[Records from a collection of figures]
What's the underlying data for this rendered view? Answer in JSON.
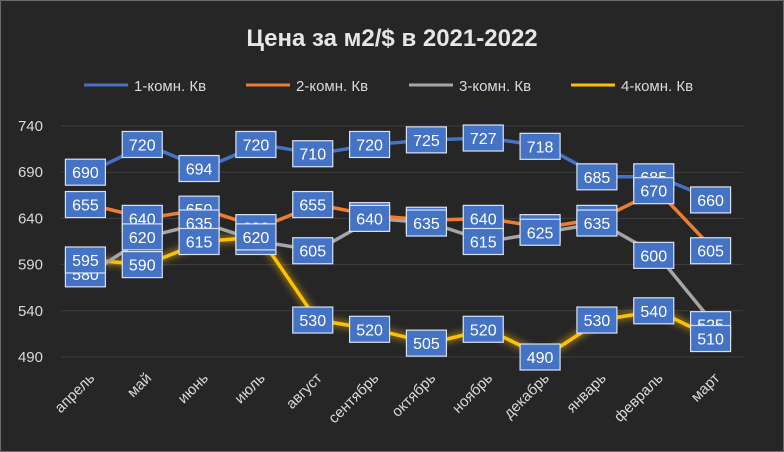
{
  "chart_data": {
    "type": "line",
    "title": "Цена за м2/$ в 2021-2022",
    "categories": [
      "апрель",
      "май",
      "июнь",
      "июль",
      "август",
      "сентябрь",
      "октябрь",
      "ноябрь",
      "декабрь",
      "январь",
      "февраль",
      "март"
    ],
    "ylim": [
      490,
      740
    ],
    "yticks": [
      490,
      540,
      590,
      640,
      690,
      740
    ],
    "grid": true,
    "legend_position": "top",
    "series": [
      {
        "name": "1-комн. Кв",
        "color": "#4472c4",
        "values": [
          690,
          720,
          694,
          720,
          710,
          720,
          725,
          727,
          718,
          685,
          685,
          660
        ]
      },
      {
        "name": "2-комн. Кв",
        "color": "#ed7d31",
        "values": [
          655,
          640,
          650,
          630,
          655,
          643,
          638,
          640,
          630,
          640,
          670,
          605
        ]
      },
      {
        "name": "3-комн. Кв",
        "color": "#a5a5a5",
        "values": [
          580,
          620,
          635,
          615,
          605,
          640,
          635,
          615,
          625,
          635,
          600,
          525
        ]
      },
      {
        "name": "4-комн. Кв",
        "color": "#ffc000",
        "values": [
          595,
          590,
          615,
          620,
          530,
          520,
          505,
          520,
          490,
          530,
          540,
          510
        ]
      }
    ]
  }
}
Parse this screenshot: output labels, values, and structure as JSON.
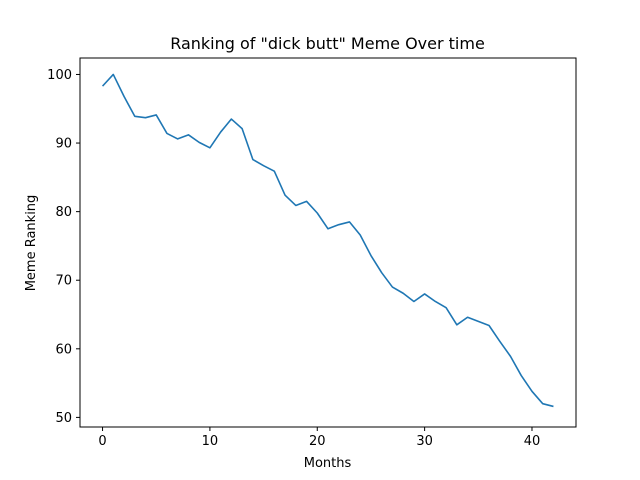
{
  "chart_data": {
    "type": "line",
    "title": "Ranking of \"dick butt\" Meme Over time",
    "xlabel": "Months",
    "ylabel": "Meme Ranking",
    "xlim": [
      -2.1,
      44.1
    ],
    "ylim": [
      48.6,
      102.4
    ],
    "xticks": [
      0,
      10,
      20,
      30,
      40
    ],
    "yticks": [
      50,
      60,
      70,
      80,
      90,
      100
    ],
    "grid": false,
    "legend": "none",
    "series": [
      {
        "color": "#1f77b4",
        "x": [
          0,
          1,
          2,
          3,
          4,
          5,
          6,
          7,
          8,
          9,
          10,
          11,
          12,
          13,
          14,
          15,
          16,
          17,
          18,
          19,
          20,
          21,
          22,
          23,
          24,
          25,
          26,
          27,
          28,
          29,
          30,
          31,
          32,
          33,
          34,
          35,
          36,
          37,
          38,
          39,
          40,
          41,
          42
        ],
        "values": [
          98.3,
          100.0,
          96.8,
          93.9,
          93.7,
          94.1,
          91.4,
          90.6,
          91.2,
          90.1,
          89.3,
          91.6,
          93.5,
          92.1,
          87.6,
          86.7,
          85.9,
          82.4,
          80.9,
          81.5,
          79.8,
          77.5,
          78.1,
          78.5,
          76.6,
          73.6,
          71.1,
          69.0,
          68.1,
          66.9,
          68.0,
          66.9,
          66.0,
          63.5,
          64.6,
          64.0,
          63.4,
          61.1,
          58.9,
          56.1,
          53.8,
          52.0,
          51.6
        ]
      }
    ]
  }
}
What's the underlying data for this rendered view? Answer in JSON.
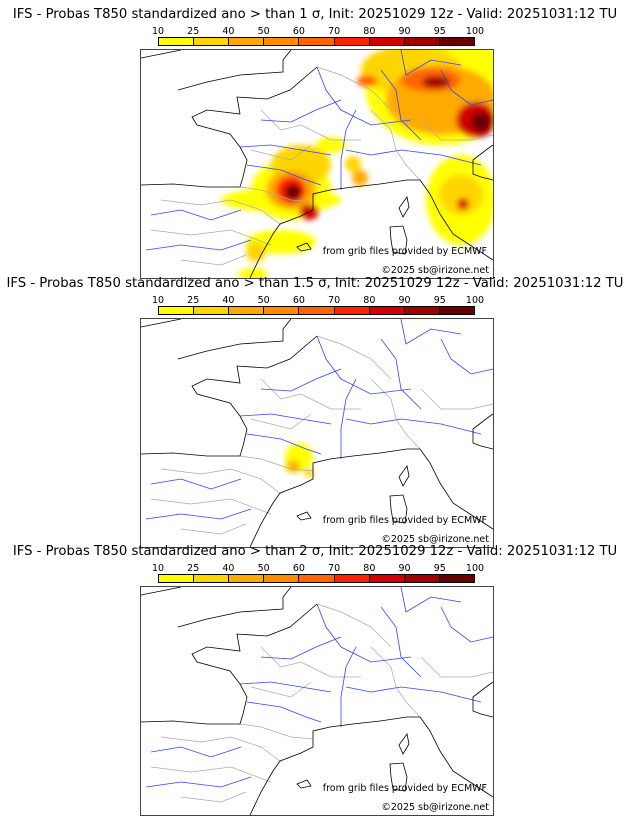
{
  "colorbar": {
    "ticks": [
      "10",
      "25",
      "40",
      "50",
      "60",
      "70",
      "80",
      "90",
      "95",
      "100"
    ],
    "colors": [
      "#ffff00",
      "#ffd500",
      "#ffaa00",
      "#ff8c00",
      "#ff6600",
      "#ff2200",
      "#d40000",
      "#a00000",
      "#680000"
    ]
  },
  "panels": [
    {
      "title": "IFS - Probas T850  standardized ano > than 1 σ, Init: 20251029 12z - Valid: 20251031:12 TU",
      "threshold_sigma": 1
    },
    {
      "title": "IFS - Probas T850  standardized ano > than 1.5 σ, Init: 20251029 12z - Valid: 20251031:12 TU",
      "threshold_sigma": 1.5
    },
    {
      "title": "IFS - Probas T850  standardized ano > than 2 σ, Init: 20251029 12z - Valid: 20251031:12 TU",
      "threshold_sigma": 2
    }
  ],
  "credits": {
    "source": "from grib files provided by ECMWF",
    "copyright": "©2025 sb@irizone.net"
  }
}
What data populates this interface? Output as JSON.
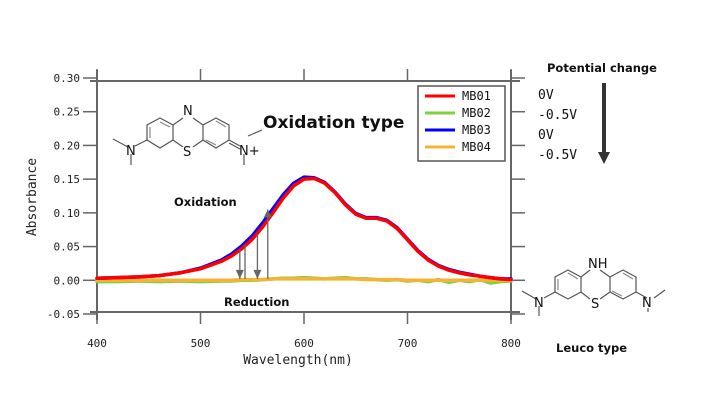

§ WHAT THE TASK ASKS
Reproduce the material word for word. Any pictures should be left out of the copy.

§ FINAL ANSWER
What's the underlying data for this rendered view? Answer in JSON.
{
  "chart_data": {
    "type": "line",
    "title": "Цена за м2/$ в 2021-2022",
    "categories": [
      "апрель",
      "май",
      "июнь",
      "июль",
      "август",
      "сентябрь",
      "октябрь",
      "ноябрь",
      "декабрь",
      "январь",
      "февраль",
      "март"
    ],
    "ylim": [
      490,
      740
    ],
    "yticks": [
      490,
      540,
      590,
      640,
      690,
      740
    ],
    "grid": true,
    "legend_position": "top",
    "series": [
      {
        "name": "1-комн. Кв",
        "color": "#4472c4",
        "values": [
          690,
          720,
          694,
          720,
          710,
          720,
          725,
          727,
          718,
          685,
          685,
          660
        ]
      },
      {
        "name": "2-комн. Кв",
        "color": "#ed7d31",
        "values": [
          655,
          640,
          650,
          630,
          655,
          643,
          638,
          640,
          630,
          640,
          670,
          605
        ]
      },
      {
        "name": "3-комн. Кв",
        "color": "#a5a5a5",
        "values": [
          580,
          620,
          635,
          615,
          605,
          640,
          635,
          615,
          625,
          635,
          600,
          525
        ]
      },
      {
        "name": "4-комн. Кв",
        "color": "#ffc000",
        "values": [
          595,
          590,
          615,
          620,
          530,
          520,
          505,
          520,
          490,
          530,
          540,
          510
        ]
      }
    ]
  }
}
Parse this screenshot: output labels, values, and structure as JSON.
{
  "chart_data": {
    "type": "line",
    "title": "Ranking of \"dick butt\" Meme Over time",
    "xlabel": "Months",
    "ylabel": "Meme Ranking",
    "xlim": [
      -2.1,
      44.1
    ],
    "ylim": [
      48.6,
      102.4
    ],
    "xticks": [
      0,
      10,
      20,
      30,
      40
    ],
    "yticks": [
      50,
      60,
      70,
      80,
      90,
      100
    ],
    "grid": false,
    "legend": "none",
    "series": [
      {
        "color": "#1f77b4",
        "x": [
          0,
          1,
          2,
          3,
          4,
          5,
          6,
          7,
          8,
          9,
          10,
          11,
          12,
          13,
          14,
          15,
          16,
          17,
          18,
          19,
          20,
          21,
          22,
          23,
          24,
          25,
          26,
          27,
          28,
          29,
          30,
          31,
          32,
          33,
          34,
          35,
          36,
          37,
          38,
          39,
          40,
          41,
          42
        ],
        "values": [
          98.3,
          100.0,
          96.8,
          93.9,
          93.7,
          94.1,
          91.4,
          90.6,
          91.2,
          90.1,
          89.3,
          91.6,
          93.5,
          92.1,
          87.6,
          86.7,
          85.9,
          82.4,
          80.9,
          81.5,
          79.8,
          77.5,
          78.1,
          78.5,
          76.6,
          73.6,
          71.1,
          69.0,
          68.1,
          66.9,
          68.0,
          66.9,
          66.0,
          63.5,
          64.6,
          64.0,
          63.4,
          61.1,
          58.9,
          56.1,
          53.8,
          52.0,
          51.6
        ]
      }
    ]
  }
}
What's the underlying data for this rendered view? Answer in JSON.
{
  "colorbar": {
    "ticks": [
      "10",
      "25",
      "40",
      "50",
      "60",
      "70",
      "80",
      "90",
      "95",
      "100"
    ],
    "colors": [
      "#ffff00",
      "#ffd500",
      "#ffaa00",
      "#ff8c00",
      "#ff6600",
      "#ff2200",
      "#d40000",
      "#a00000",
      "#680000"
    ]
  },
  "panels": [
    {
      "title": "IFS - Probas T850  standardized ano > than 1 σ, Init: 20251029 12z - Valid: 20251031:12 TU",
      "threshold_sigma": 1
    },
    {
      "title": "IFS - Probas T850  standardized ano > than 1.5 σ, Init: 20251029 12z - Valid: 20251031:12 TU",
      "threshold_sigma": 1.5
    },
    {
      "title": "IFS - Probas T850  standardized ano > than 2 σ, Init: 20251029 12z - Valid: 20251031:12 TU",
      "threshold_sigma": 2
    }
  ],
  "credits": {
    "source": "from grib files provided by ECMWF",
    "copyright": "©2025 sb@irizone.net"
  }
}
What data populates this interface? Output as JSON.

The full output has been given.